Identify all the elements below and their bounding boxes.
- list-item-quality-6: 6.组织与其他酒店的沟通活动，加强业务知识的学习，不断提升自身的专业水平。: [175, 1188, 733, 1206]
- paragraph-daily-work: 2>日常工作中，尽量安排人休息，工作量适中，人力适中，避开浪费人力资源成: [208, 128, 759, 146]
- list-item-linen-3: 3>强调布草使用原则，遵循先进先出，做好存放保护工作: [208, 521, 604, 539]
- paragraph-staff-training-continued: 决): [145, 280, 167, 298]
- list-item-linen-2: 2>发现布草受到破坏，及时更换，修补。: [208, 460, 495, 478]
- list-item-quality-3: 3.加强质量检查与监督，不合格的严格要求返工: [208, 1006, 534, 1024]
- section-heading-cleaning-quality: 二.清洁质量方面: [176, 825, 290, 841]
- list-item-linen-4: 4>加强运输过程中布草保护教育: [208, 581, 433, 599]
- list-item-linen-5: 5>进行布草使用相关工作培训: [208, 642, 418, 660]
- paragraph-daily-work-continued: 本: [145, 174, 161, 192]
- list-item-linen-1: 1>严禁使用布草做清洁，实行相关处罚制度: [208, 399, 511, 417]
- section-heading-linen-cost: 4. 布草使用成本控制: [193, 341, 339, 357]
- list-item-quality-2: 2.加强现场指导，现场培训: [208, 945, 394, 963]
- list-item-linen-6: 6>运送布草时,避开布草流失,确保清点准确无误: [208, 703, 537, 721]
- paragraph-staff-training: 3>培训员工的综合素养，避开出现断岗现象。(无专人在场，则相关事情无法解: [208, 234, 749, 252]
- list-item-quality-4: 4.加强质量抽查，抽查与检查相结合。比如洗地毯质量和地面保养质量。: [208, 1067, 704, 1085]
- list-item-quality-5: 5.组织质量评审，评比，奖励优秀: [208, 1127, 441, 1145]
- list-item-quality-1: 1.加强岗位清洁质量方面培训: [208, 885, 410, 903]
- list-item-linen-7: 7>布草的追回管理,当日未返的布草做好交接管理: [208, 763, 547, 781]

Work to do.
Return every line of the records above unchanged, character for character.

Output for this exercise.
Identify all the elements below and their bounding boxes.
- list-item-quality-6: 6.组织与其他酒店的沟通活动，加强业务知识的学习，不断提升自身的专业水平。: [175, 1188, 733, 1206]
- paragraph-daily-work: 2>日常工作中，尽量安排人休息，工作量适中，人力适中，避开浪费人力资源成: [208, 128, 759, 146]
- list-item-linen-3: 3>强调布草使用原则，遵循先进先出，做好存放保护工作: [208, 521, 604, 539]
- paragraph-staff-training-continued: 决): [145, 280, 167, 298]
- list-item-linen-2: 2>发现布草受到破坏，及时更换，修补。: [208, 460, 495, 478]
- list-item-quality-3: 3.加强质量检查与监督，不合格的严格要求返工: [208, 1006, 534, 1024]
- section-heading-cleaning-quality: 二.清洁质量方面: [176, 825, 290, 841]
- list-item-linen-4: 4>加强运输过程中布草保护教育: [208, 581, 433, 599]
- list-item-linen-5: 5>进行布草使用相关工作培训: [208, 642, 418, 660]
- paragraph-daily-work-continued: 本: [145, 174, 161, 192]
- list-item-linen-1: 1>严禁使用布草做清洁，实行相关处罚制度: [208, 399, 511, 417]
- section-heading-linen-cost: 4. 布草使用成本控制: [193, 341, 339, 357]
- list-item-quality-2: 2.加强现场指导，现场培训: [208, 945, 394, 963]
- list-item-linen-6: 6>运送布草时,避开布草流失,确保清点准确无误: [208, 703, 537, 721]
- paragraph-staff-training: 3>培训员工的综合素养，避开出现断岗现象。(无专人在场，则相关事情无法解: [208, 234, 749, 252]
- list-item-quality-4: 4.加强质量抽查，抽查与检查相结合。比如洗地毯质量和地面保养质量。: [208, 1067, 704, 1085]
- list-item-quality-5: 5.组织质量评审，评比，奖励优秀: [208, 1127, 441, 1145]
- list-item-quality-1: 1.加强岗位清洁质量方面培训: [208, 885, 410, 903]
- list-item-linen-7: 7>布草的追回管理,当日未返的布草做好交接管理: [208, 763, 547, 781]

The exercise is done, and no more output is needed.